DO THIS: Search the entries for the word "title" and pull out each line that has it.

Stored entries:
* BEGIN *
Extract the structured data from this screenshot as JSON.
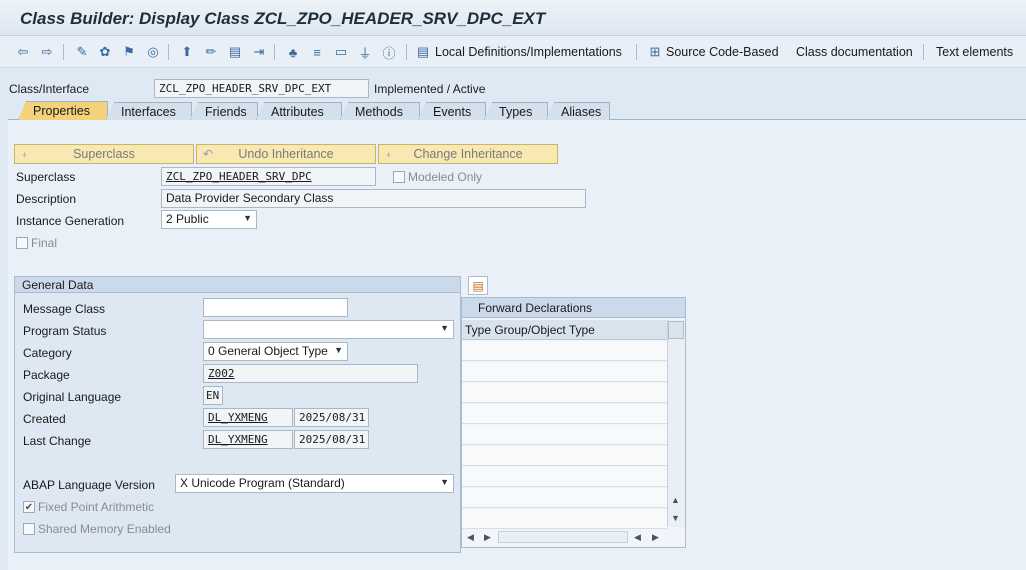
{
  "window": {
    "title": "Class Builder: Display Class ZCL_ZPO_HEADER_SRV_DPC_EXT"
  },
  "toolbar": {
    "local_defs": "Local Definitions/Implementations",
    "source_code": "Source Code-Based",
    "class_doc": "Class documentation",
    "text_elements": "Text elements"
  },
  "header": {
    "class_label": "Class/Interface",
    "class_value": "ZCL_ZPO_HEADER_SRV_DPC_EXT",
    "status": "Implemented / Active"
  },
  "tabs": [
    {
      "label": "Properties"
    },
    {
      "label": "Interfaces"
    },
    {
      "label": "Friends"
    },
    {
      "label": "Attributes"
    },
    {
      "label": "Methods"
    },
    {
      "label": "Events"
    },
    {
      "label": "Types"
    },
    {
      "label": "Aliases"
    }
  ],
  "buttons": {
    "superclass": "Superclass",
    "undo": "Undo Inheritance",
    "change": "Change Inheritance"
  },
  "props": {
    "superclass_label": "Superclass",
    "superclass_value": "ZCL_ZPO_HEADER_SRV_DPC",
    "modeled_only": "Modeled Only",
    "description_label": "Description",
    "description_value": "Data Provider Secondary Class",
    "inst_gen_label": "Instance Generation",
    "inst_gen_value": "2 Public",
    "final_label": "Final"
  },
  "general": {
    "title": "General Data",
    "message_class_label": "Message Class",
    "message_class_value": "",
    "program_status_label": "Program Status",
    "program_status_value": "",
    "category_label": "Category",
    "category_value": "0 General Object Type",
    "package_label": "Package",
    "package_value": "Z002",
    "orig_lang_label": "Original Language",
    "orig_lang_value": "EN",
    "created_label": "Created",
    "created_user": "DL_YXMENG",
    "created_date": "2025/08/31",
    "last_change_label": "Last Change",
    "last_change_user": "DL_YXMENG",
    "last_change_date": "2025/08/31",
    "abap_version_label": "ABAP Language Version",
    "abap_version_value": "X Unicode Program (Standard)",
    "fixed_point": "Fixed Point Arithmetic",
    "shared_memory": "Shared Memory Enabled"
  },
  "forward": {
    "title": "Forward Declarations",
    "column": "Type Group/Object Type"
  },
  "colors": {
    "active_tab": "#f4d27c",
    "button_bg": "#f8e9b2",
    "panel_bg": "#dde8f2"
  }
}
* END *
OUTPUT BELOW:
    "title": "Class Builder: Display Class ZCL_ZPO_HEADER_SRV_DPC_EXT"
    "title": "General Data",
    "title": "Forward Declarations",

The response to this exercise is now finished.